== Given instruction ==
Set down each entry exactly as given; pictures should not appear in the copy.
==== Source records
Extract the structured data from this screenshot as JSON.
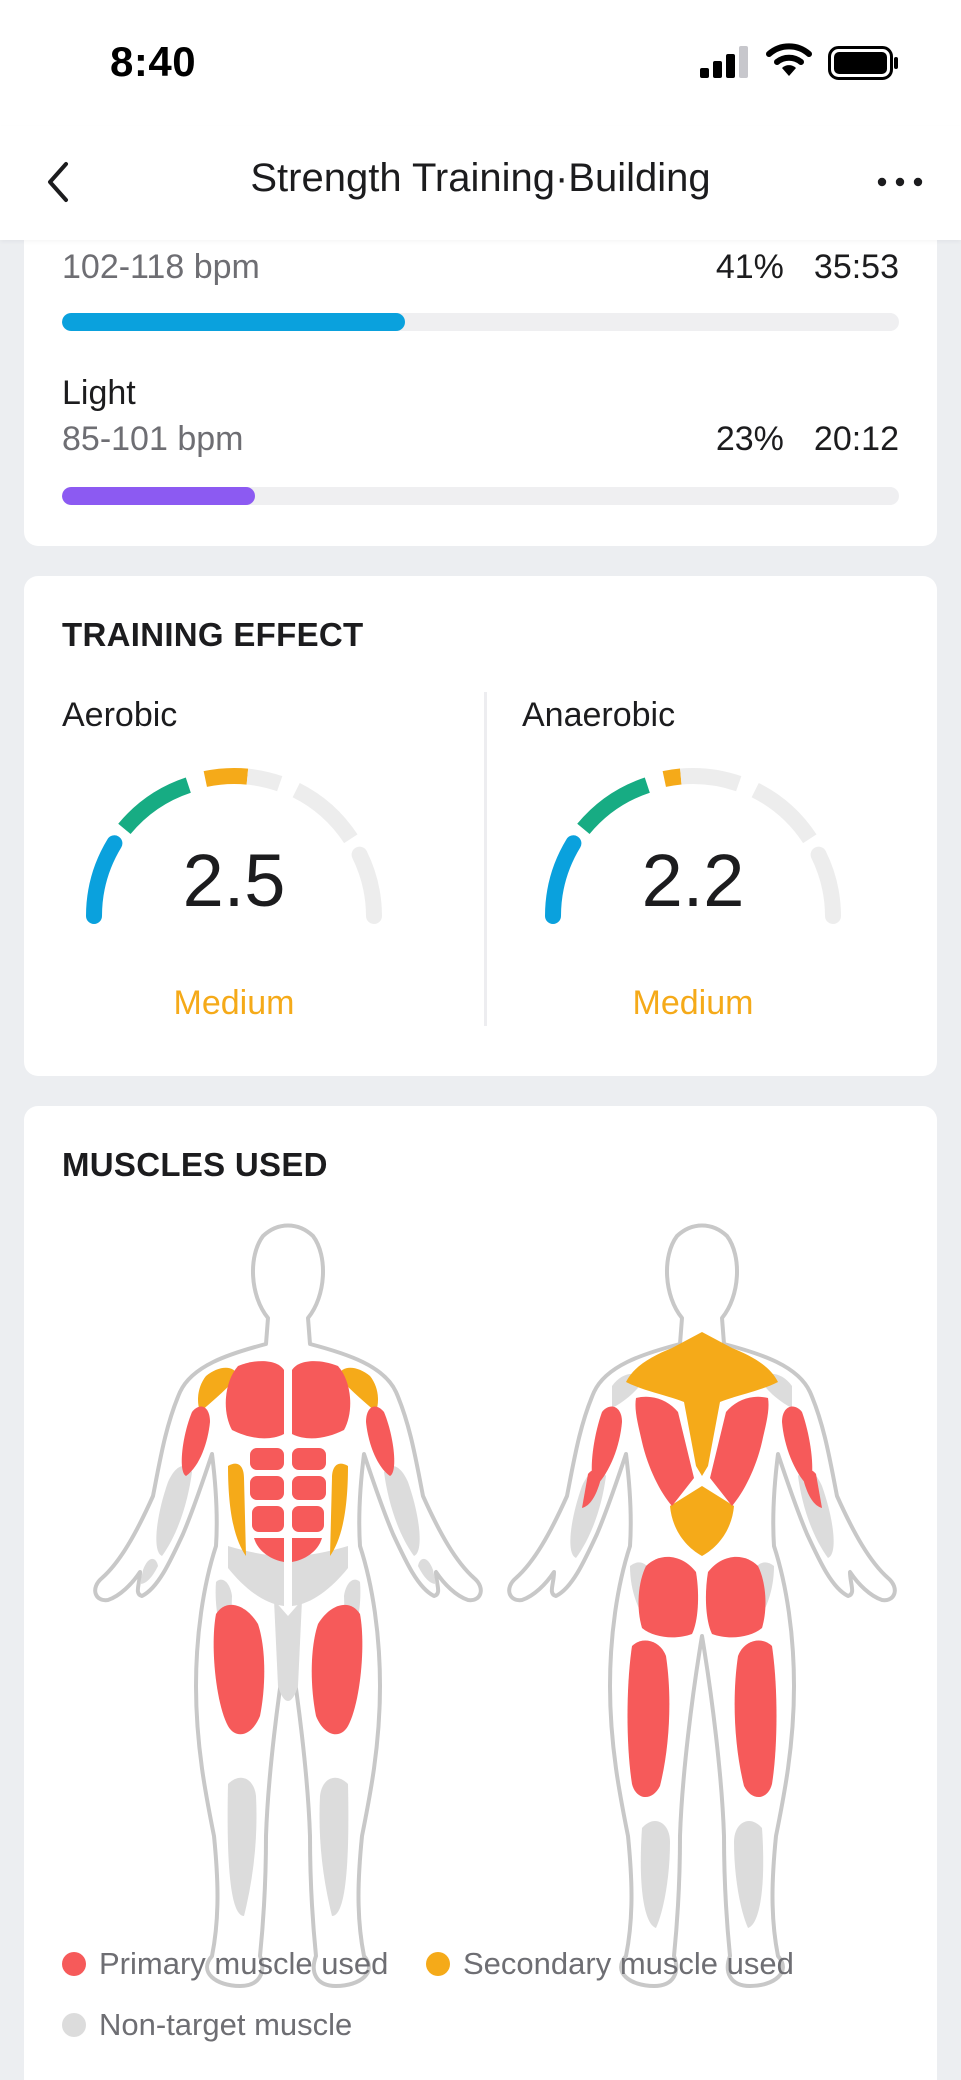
{
  "status_bar": {
    "time": "8:40"
  },
  "nav": {
    "title": "Strength Training·Building"
  },
  "heart_zones": [
    {
      "name": "",
      "range": "102-118 bpm",
      "percent": "41%",
      "duration": "35:53",
      "fraction": 0.41,
      "color": "#0aa1dd"
    },
    {
      "name": "Light",
      "range": "85-101 bpm",
      "percent": "23%",
      "duration": "20:12",
      "fraction": 0.23,
      "color": "#8c5af2"
    }
  ],
  "training_effect": {
    "title": "TRAINING EFFECT",
    "aerobic": {
      "label": "Aerobic",
      "value": "2.5",
      "level": "Medium"
    },
    "anaerobic": {
      "label": "Anaerobic",
      "value": "2.2",
      "level": "Medium"
    }
  },
  "muscles": {
    "title": "MUSCLES USED",
    "legend": {
      "primary": "Primary muscle used",
      "secondary": "Secondary muscle used",
      "nontarget": "Non-target muscle"
    }
  },
  "colors": {
    "primary_muscle": "#f65a5a",
    "secondary_muscle": "#f5aa19",
    "nontarget_muscle": "#dcdcdc",
    "gauge_blue": "#0aa1dd",
    "gauge_green": "#17ac83",
    "gauge_orange": "#f5aa19",
    "gauge_track": "#ededed"
  },
  "icons": {
    "back": "chevron-left-icon",
    "more": "more-horizontal-icon",
    "signal": "cellular-signal-icon",
    "wifi": "wifi-icon",
    "battery": "battery-icon"
  }
}
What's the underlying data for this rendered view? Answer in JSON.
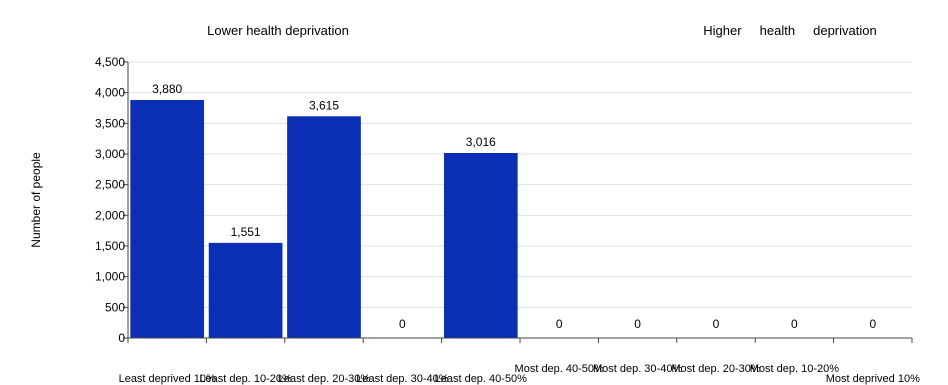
{
  "chart_data": {
    "type": "bar",
    "title": "",
    "xlabel": "",
    "ylabel": "Number of people",
    "ylim": [
      0,
      4500
    ],
    "yticks": [
      0,
      500,
      1000,
      1500,
      2000,
      2500,
      3000,
      3500,
      4000,
      4500
    ],
    "ytick_labels": [
      "0",
      "500",
      "1,000",
      "1,500",
      "2,000",
      "2,500",
      "3,000",
      "3,500",
      "4,000",
      "4,500"
    ],
    "grid": true,
    "bar_color": "#0a2eb4",
    "categories": [
      "Least deprived 10%",
      "Least dep. 10-20%",
      "Least dep. 20-30%",
      "Least dep. 30-40%",
      "Least dep. 40-50%",
      "Most dep. 40-50%",
      "Most dep. 30-40%",
      "Most dep. 20-30%",
      "Most dep. 10-20%",
      "Most deprived 10%"
    ],
    "values": [
      3880,
      1551,
      3615,
      0,
      3016,
      0,
      0,
      0,
      0,
      0
    ],
    "value_labels": [
      "3,880",
      "1,551",
      "3,615",
      "0",
      "3,016",
      "0",
      "0",
      "0",
      "0",
      "0"
    ],
    "annotations": {
      "left": "Lower health deprivation",
      "right": "Higher     health     deprivation"
    }
  }
}
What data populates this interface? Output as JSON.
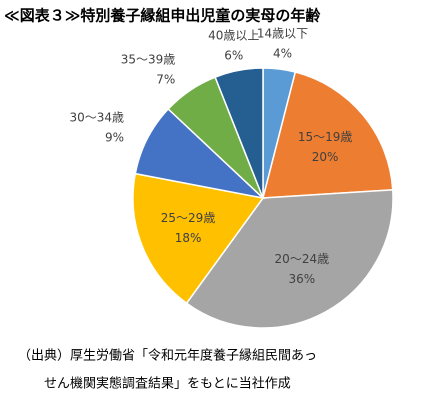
{
  "chart_data": {
    "type": "pie",
    "title": "≪図表３≫特別養子縁組申出児童の実母の年齢",
    "categories": [
      "14歳以下",
      "15～19歳",
      "20～24歳",
      "25～29歳",
      "30～34歳",
      "35～39歳",
      "40歳以上"
    ],
    "values": [
      4,
      20,
      36,
      18,
      9,
      7,
      6
    ],
    "value_labels": [
      "4%",
      "20%",
      "36%",
      "18%",
      "9%",
      "7%",
      "6%"
    ],
    "colors": [
      "#5b9bd5",
      "#ed7d31",
      "#a5a5a5",
      "#ffc000",
      "#4472c4",
      "#70ad47",
      "#255e91"
    ],
    "source": [
      "（出典）厚生労働省「令和元年度養子縁組民間あっ",
      "せん機関実態調査結果」をもとに当社作成"
    ]
  }
}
========
== Answer in full ==
Extract the structured data from this screenshot as JSON.
{
  "status_bar": {
    "time": "8:40"
  },
  "nav": {
    "title": "Strength Training·Building"
  },
  "heart_zones": [
    {
      "name": "",
      "range": "102-118 bpm",
      "percent": "41%",
      "duration": "35:53",
      "fraction": 0.41,
      "color": "#0aa1dd"
    },
    {
      "name": "Light",
      "range": "85-101 bpm",
      "percent": "23%",
      "duration": "20:12",
      "fraction": 0.23,
      "color": "#8c5af2"
    }
  ],
  "training_effect": {
    "title": "TRAINING EFFECT",
    "aerobic": {
      "label": "Aerobic",
      "value": "2.5",
      "level": "Medium"
    },
    "anaerobic": {
      "label": "Anaerobic",
      "value": "2.2",
      "level": "Medium"
    }
  },
  "muscles": {
    "title": "MUSCLES USED",
    "legend": {
      "primary": "Primary muscle used",
      "secondary": "Secondary muscle used",
      "nontarget": "Non-target muscle"
    }
  },
  "colors": {
    "primary_muscle": "#f65a5a",
    "secondary_muscle": "#f5aa19",
    "nontarget_muscle": "#dcdcdc",
    "gauge_blue": "#0aa1dd",
    "gauge_green": "#17ac83",
    "gauge_orange": "#f5aa19",
    "gauge_track": "#ededed"
  },
  "icons": {
    "back": "chevron-left-icon",
    "more": "more-horizontal-icon",
    "signal": "cellular-signal-icon",
    "wifi": "wifi-icon",
    "battery": "battery-icon"
  }
}
What's the underlying data for this rendered view? Answer in JSON.
{
  "chart_data": {
    "type": "bar",
    "title": "",
    "xlabel": "",
    "ylabel": "Number of people",
    "ylim": [
      0,
      4500
    ],
    "yticks": [
      0,
      500,
      1000,
      1500,
      2000,
      2500,
      3000,
      3500,
      4000,
      4500
    ],
    "ytick_labels": [
      "0",
      "500",
      "1,000",
      "1,500",
      "2,000",
      "2,500",
      "3,000",
      "3,500",
      "4,000",
      "4,500"
    ],
    "grid": true,
    "bar_color": "#0a2eb4",
    "categories": [
      "Least deprived 10%",
      "Least dep. 10-20%",
      "Least dep. 20-30%",
      "Least dep. 30-40%",
      "Least dep. 40-50%",
      "Most dep. 40-50%",
      "Most dep. 30-40%",
      "Most dep. 20-30%",
      "Most dep. 10-20%",
      "Most deprived 10%"
    ],
    "values": [
      3880,
      1551,
      3615,
      0,
      3016,
      0,
      0,
      0,
      0,
      0
    ],
    "value_labels": [
      "3,880",
      "1,551",
      "3,615",
      "0",
      "3,016",
      "0",
      "0",
      "0",
      "0",
      "0"
    ],
    "annotations": {
      "left": "Lower health deprivation",
      "right": "Higher     health     deprivation"
    }
  }
}
What data populates this interface? Output as JSON.
{
  "chart_data": {
    "type": "pie",
    "title": "≪図表３≫特別養子縁組申出児童の実母の年齢",
    "categories": [
      "14歳以下",
      "15～19歳",
      "20～24歳",
      "25～29歳",
      "30～34歳",
      "35～39歳",
      "40歳以上"
    ],
    "values": [
      4,
      20,
      36,
      18,
      9,
      7,
      6
    ],
    "value_labels": [
      "4%",
      "20%",
      "36%",
      "18%",
      "9%",
      "7%",
      "6%"
    ],
    "colors": [
      "#5b9bd5",
      "#ed7d31",
      "#a5a5a5",
      "#ffc000",
      "#4472c4",
      "#70ad47",
      "#255e91"
    ],
    "source": [
      "（出典）厚生労働省「令和元年度養子縁組民間あっ",
      "せん機関実態調査結果」をもとに当社作成"
    ]
  }
}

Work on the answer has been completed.